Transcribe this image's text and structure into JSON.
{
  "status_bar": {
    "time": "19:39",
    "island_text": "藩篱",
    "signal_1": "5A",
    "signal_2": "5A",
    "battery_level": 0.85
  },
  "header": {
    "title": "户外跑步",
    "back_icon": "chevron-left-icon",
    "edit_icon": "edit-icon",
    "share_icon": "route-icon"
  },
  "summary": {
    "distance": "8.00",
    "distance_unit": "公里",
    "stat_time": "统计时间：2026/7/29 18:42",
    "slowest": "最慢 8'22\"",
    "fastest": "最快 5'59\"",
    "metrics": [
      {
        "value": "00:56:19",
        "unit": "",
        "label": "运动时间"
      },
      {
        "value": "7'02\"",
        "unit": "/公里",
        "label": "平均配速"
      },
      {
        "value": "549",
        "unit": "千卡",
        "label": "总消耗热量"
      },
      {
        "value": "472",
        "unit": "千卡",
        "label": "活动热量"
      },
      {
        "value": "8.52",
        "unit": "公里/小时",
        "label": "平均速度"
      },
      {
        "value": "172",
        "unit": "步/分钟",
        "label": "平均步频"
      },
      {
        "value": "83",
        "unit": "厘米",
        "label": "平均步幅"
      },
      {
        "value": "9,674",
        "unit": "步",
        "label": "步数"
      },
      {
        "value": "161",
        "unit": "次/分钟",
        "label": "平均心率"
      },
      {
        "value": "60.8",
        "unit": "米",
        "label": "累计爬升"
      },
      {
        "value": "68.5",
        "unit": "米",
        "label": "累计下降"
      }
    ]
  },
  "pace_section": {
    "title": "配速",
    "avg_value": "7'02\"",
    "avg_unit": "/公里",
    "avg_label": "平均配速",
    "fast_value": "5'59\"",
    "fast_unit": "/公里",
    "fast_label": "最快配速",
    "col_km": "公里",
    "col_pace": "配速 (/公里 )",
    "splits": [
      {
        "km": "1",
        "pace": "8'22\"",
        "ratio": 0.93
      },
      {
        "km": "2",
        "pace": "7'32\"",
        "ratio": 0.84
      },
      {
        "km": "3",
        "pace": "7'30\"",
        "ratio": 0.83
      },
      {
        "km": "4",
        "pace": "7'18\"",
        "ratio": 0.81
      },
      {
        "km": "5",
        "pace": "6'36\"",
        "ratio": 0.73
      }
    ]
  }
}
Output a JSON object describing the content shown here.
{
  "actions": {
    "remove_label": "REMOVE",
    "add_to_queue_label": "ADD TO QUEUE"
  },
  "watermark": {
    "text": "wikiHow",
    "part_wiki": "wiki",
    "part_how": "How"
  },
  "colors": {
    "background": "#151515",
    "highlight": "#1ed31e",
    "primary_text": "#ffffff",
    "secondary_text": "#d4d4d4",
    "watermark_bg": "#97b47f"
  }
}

——

What is expected. Reproduce the full listing exactly.

The response.
Transcribe this image's text and structure into JSON.
{
  "status_bar": {
    "time": "19:39",
    "island_text": "藩篱",
    "signal_1": "5A",
    "signal_2": "5A",
    "battery_level": 0.85
  },
  "header": {
    "title": "户外跑步",
    "back_icon": "chevron-left-icon",
    "edit_icon": "edit-icon",
    "share_icon": "route-icon"
  },
  "summary": {
    "distance": "8.00",
    "distance_unit": "公里",
    "stat_time": "统计时间：2026/7/29 18:42",
    "slowest": "最慢 8'22\"",
    "fastest": "最快 5'59\"",
    "metrics": [
      {
        "value": "00:56:19",
        "unit": "",
        "label": "运动时间"
      },
      {
        "value": "7'02\"",
        "unit": "/公里",
        "label": "平均配速"
      },
      {
        "value": "549",
        "unit": "千卡",
        "label": "总消耗热量"
      },
      {
        "value": "472",
        "unit": "千卡",
        "label": "活动热量"
      },
      {
        "value": "8.52",
        "unit": "公里/小时",
        "label": "平均速度"
      },
      {
        "value": "172",
        "unit": "步/分钟",
        "label": "平均步频"
      },
      {
        "value": "83",
        "unit": "厘米",
        "label": "平均步幅"
      },
      {
        "value": "9,674",
        "unit": "步",
        "label": "步数"
      },
      {
        "value": "161",
        "unit": "次/分钟",
        "label": "平均心率"
      },
      {
        "value": "60.8",
        "unit": "米",
        "label": "累计爬升"
      },
      {
        "value": "68.5",
        "unit": "米",
        "label": "累计下降"
      }
    ]
  },
  "pace_section": {
    "title": "配速",
    "avg_value": "7'02\"",
    "avg_unit": "/公里",
    "avg_label": "平均配速",
    "fast_value": "5'59\"",
    "fast_unit": "/公里",
    "fast_label": "最快配速",
    "col_km": "公里",
    "col_pace": "配速 (/公里 )",
    "splits": [
      {
        "km": "1",
        "pace": "8'22\"",
        "ratio": 0.93
      },
      {
        "km": "2",
        "pace": "7'32\"",
        "ratio": 0.84
      },
      {
        "km": "3",
        "pace": "7'30\"",
        "ratio": 0.83
      },
      {
        "km": "4",
        "pace": "7'18\"",
        "ratio": 0.81
      },
      {
        "km": "5",
        "pace": "6'36\"",
        "ratio": 0.73
      }
    ]
  }
}
Output a JSON object describing the content shown here.
{
  "actions": {
    "remove_label": "REMOVE",
    "add_to_queue_label": "ADD TO QUEUE"
  },
  "watermark": {
    "text": "wikiHow",
    "part_wiki": "wiki",
    "part_how": "How"
  },
  "colors": {
    "background": "#151515",
    "highlight": "#1ed31e",
    "primary_text": "#ffffff",
    "secondary_text": "#d4d4d4",
    "watermark_bg": "#97b47f"
  }
}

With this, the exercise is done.